_WORK INSTRUCTIONS_
Every line that holds "subtitle" should be shown.

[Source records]
▬▬▬▬▬▬▬▬▬▬

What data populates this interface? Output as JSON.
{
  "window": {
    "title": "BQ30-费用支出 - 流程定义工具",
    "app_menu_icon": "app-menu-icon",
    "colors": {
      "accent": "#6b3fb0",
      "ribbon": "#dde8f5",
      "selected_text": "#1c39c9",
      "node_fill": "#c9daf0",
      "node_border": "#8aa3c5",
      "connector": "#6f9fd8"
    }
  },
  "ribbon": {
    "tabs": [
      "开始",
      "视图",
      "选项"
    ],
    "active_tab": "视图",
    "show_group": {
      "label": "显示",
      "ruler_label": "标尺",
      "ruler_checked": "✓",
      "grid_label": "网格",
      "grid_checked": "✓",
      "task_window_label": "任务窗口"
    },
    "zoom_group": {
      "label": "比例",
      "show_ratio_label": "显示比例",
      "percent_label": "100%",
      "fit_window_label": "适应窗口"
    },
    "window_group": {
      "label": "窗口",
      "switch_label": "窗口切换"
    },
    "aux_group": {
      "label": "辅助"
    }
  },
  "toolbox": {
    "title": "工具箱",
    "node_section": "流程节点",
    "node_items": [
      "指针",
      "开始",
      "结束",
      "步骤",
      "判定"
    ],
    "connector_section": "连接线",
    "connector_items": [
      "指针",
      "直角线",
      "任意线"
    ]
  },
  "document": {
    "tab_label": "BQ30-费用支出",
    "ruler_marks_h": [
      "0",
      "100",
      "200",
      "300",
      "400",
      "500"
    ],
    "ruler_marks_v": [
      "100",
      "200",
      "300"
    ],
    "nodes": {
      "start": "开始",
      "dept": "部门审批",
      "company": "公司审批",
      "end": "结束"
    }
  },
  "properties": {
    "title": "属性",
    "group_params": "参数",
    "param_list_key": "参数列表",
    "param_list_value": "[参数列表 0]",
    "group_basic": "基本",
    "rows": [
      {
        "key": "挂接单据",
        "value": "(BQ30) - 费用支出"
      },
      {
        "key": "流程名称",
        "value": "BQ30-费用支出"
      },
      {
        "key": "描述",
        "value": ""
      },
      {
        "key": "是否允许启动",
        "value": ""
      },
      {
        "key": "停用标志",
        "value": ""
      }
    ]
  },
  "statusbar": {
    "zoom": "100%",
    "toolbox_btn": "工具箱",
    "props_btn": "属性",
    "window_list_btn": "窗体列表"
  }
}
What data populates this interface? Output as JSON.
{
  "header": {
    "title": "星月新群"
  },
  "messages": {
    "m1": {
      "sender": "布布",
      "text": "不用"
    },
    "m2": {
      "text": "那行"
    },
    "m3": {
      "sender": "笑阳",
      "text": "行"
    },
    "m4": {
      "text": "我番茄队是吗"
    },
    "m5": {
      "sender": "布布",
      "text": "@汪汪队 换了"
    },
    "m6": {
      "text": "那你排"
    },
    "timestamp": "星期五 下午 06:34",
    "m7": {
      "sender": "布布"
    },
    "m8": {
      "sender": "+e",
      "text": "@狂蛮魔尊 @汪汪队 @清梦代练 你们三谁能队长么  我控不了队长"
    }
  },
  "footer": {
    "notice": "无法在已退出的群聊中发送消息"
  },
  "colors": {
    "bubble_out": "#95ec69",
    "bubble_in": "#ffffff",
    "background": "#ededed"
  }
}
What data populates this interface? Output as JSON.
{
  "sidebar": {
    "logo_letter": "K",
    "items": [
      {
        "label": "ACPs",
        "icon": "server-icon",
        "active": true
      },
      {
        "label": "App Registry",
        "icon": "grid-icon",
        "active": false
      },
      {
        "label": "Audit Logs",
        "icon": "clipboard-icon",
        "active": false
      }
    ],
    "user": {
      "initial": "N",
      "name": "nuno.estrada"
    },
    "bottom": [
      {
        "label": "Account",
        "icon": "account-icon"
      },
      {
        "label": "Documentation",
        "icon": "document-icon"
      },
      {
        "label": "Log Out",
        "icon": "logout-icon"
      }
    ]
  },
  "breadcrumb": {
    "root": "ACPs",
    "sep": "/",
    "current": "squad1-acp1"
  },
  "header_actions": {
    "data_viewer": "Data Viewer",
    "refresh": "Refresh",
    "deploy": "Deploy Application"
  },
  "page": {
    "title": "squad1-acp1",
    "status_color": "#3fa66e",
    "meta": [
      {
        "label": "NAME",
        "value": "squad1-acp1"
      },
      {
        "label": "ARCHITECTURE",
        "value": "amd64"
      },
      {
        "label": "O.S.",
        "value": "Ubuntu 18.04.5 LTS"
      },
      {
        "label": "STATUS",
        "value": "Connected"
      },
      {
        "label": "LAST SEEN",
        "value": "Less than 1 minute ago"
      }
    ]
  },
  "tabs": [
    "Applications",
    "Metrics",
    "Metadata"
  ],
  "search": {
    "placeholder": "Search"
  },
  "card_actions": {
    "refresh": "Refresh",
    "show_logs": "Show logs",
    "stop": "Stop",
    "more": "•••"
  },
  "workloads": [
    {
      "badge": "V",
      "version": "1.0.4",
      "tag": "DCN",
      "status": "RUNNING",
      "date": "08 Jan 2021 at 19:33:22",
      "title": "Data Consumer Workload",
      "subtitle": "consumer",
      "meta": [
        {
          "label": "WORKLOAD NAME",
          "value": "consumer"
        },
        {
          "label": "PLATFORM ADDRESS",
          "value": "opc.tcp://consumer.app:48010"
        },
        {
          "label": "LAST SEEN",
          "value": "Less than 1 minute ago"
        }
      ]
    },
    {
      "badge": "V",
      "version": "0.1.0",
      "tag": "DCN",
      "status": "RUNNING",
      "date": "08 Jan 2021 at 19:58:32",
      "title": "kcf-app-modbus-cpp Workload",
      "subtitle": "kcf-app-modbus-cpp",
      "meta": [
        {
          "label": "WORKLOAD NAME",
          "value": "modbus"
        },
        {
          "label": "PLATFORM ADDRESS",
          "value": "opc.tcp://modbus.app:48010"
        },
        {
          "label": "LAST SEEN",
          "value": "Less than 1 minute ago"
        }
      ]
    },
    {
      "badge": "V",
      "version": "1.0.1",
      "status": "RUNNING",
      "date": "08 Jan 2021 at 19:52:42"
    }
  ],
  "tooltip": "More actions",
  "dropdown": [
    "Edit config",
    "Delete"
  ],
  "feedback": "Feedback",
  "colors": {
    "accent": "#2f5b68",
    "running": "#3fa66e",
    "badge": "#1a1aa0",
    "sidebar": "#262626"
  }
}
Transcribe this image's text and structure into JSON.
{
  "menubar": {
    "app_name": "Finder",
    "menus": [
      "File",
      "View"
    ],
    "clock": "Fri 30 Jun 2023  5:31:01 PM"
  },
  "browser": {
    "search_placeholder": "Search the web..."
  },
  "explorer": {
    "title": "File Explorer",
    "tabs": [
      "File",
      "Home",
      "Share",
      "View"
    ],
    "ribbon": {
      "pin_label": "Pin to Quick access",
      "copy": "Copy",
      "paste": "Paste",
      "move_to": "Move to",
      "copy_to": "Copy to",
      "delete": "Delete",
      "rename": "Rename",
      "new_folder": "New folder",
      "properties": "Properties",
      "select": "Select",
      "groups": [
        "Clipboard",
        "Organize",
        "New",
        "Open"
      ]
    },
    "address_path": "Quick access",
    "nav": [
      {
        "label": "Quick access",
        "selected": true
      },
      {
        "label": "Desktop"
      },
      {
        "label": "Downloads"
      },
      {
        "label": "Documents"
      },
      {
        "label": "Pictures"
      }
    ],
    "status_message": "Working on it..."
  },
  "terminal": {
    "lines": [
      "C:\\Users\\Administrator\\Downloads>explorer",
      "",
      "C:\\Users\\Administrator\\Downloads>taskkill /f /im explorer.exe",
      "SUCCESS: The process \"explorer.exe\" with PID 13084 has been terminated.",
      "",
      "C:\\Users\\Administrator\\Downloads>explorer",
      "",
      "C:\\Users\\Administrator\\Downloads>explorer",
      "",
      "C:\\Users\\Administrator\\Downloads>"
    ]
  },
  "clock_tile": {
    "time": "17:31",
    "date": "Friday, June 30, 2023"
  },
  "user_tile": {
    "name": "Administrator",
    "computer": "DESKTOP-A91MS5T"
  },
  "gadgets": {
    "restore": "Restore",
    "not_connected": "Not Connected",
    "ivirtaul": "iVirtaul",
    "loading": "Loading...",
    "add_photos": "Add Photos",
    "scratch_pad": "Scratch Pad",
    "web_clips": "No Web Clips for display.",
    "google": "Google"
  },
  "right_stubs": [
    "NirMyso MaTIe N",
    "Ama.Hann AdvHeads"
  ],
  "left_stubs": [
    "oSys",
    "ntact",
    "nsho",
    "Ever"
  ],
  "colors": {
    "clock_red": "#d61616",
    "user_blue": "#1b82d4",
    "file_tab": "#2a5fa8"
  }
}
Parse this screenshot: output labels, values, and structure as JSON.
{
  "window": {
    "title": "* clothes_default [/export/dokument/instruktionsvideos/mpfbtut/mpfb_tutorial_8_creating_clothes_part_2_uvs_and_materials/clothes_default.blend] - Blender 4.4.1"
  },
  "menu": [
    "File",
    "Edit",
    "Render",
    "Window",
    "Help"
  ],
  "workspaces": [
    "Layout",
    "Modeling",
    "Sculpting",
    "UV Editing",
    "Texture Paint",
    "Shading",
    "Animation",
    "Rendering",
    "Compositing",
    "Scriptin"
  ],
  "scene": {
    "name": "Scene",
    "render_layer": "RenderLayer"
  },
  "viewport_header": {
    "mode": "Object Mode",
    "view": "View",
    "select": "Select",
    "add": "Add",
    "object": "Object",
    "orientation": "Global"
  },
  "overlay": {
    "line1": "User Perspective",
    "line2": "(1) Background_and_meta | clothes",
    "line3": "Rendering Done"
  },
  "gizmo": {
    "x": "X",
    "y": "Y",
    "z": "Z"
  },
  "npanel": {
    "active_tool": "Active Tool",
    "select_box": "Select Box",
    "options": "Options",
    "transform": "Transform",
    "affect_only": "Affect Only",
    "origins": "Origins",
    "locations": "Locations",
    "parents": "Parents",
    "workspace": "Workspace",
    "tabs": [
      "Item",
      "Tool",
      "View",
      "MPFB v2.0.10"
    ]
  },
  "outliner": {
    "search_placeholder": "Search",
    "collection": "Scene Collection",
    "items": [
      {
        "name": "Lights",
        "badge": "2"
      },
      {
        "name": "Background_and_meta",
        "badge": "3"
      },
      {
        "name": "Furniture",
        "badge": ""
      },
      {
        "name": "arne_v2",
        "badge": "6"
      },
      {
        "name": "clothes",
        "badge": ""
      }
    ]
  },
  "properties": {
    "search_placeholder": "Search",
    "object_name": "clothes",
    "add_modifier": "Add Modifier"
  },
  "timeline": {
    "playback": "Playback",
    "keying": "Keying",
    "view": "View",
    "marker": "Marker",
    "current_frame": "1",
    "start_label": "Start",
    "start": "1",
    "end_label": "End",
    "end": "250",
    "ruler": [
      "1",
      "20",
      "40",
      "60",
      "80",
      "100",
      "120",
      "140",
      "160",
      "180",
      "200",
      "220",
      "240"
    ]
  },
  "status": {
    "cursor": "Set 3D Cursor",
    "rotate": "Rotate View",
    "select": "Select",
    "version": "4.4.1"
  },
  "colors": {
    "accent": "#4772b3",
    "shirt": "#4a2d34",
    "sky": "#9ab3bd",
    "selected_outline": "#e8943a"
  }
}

▬▬▬▬▬▬▬▬▬▬

_FULL RESPONSE_
      "subtitle": "consumer",
      "subtitle": "kcf-app-modbus-cpp",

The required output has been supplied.